• Problem: Copy the lines that follow, keeping every character the same.

>> Begin Records shown

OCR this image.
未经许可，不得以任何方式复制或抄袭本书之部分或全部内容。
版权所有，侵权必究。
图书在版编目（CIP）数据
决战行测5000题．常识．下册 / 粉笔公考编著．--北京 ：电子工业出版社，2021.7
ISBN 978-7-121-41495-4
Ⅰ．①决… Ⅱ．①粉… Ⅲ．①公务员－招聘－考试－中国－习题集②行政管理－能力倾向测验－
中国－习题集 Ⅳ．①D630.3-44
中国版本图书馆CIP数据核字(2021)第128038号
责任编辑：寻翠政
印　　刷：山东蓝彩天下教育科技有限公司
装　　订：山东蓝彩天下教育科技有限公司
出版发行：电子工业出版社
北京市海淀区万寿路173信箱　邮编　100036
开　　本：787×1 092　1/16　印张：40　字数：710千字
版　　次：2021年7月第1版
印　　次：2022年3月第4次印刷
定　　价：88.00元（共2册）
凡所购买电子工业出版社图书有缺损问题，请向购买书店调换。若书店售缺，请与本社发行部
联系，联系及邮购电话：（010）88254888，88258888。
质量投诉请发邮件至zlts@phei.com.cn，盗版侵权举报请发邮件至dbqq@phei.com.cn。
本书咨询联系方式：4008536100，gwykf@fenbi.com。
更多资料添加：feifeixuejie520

>> End Records shown

• Finished task:
OCR this image.
未经许可，不得以任何方式复制或抄袭本书之部分或全部内容。
版权所有，侵权必究。
图书在版编目（CIP）数据
决战行测5000题．常识．下册 / 粉笔公考编著．--北京 ：电子工业出版社，2021.7
ISBN 978-7-121-41495-4
Ⅰ．①决… Ⅱ．①粉… Ⅲ．①公务员－招聘－考试－中国－习题集②行政管理－能力倾向测验－
中国－习题集 Ⅳ．①D630.3-44
中国版本图书馆CIP数据核字(2021)第128038号
责任编辑：寻翠政
印　　刷：山东蓝彩天下教育科技有限公司
装　　订：山东蓝彩天下教育科技有限公司
出版发行：电子工业出版社
北京市海淀区万寿路173信箱　邮编　100036
开　　本：787×1 092　1/16　印张：40　字数：710千字
版　　次：2021年7月第1版
印　　次：2022年3月第4次印刷
定　　价：88.00元（共2册）
凡所购买电子工业出版社图书有缺损问题，请向购买书店调换。若书店售缺，请与本社发行部
联系，联系及邮购电话：（010）88254888，88258888。
质量投诉请发邮件至zlts@phei.com.cn，盗版侵权举报请发邮件至dbqq@phei.com.cn。
本书咨询联系方式：4008536100，gwykf@fenbi.com。
更多资料添加：feifeixuejie520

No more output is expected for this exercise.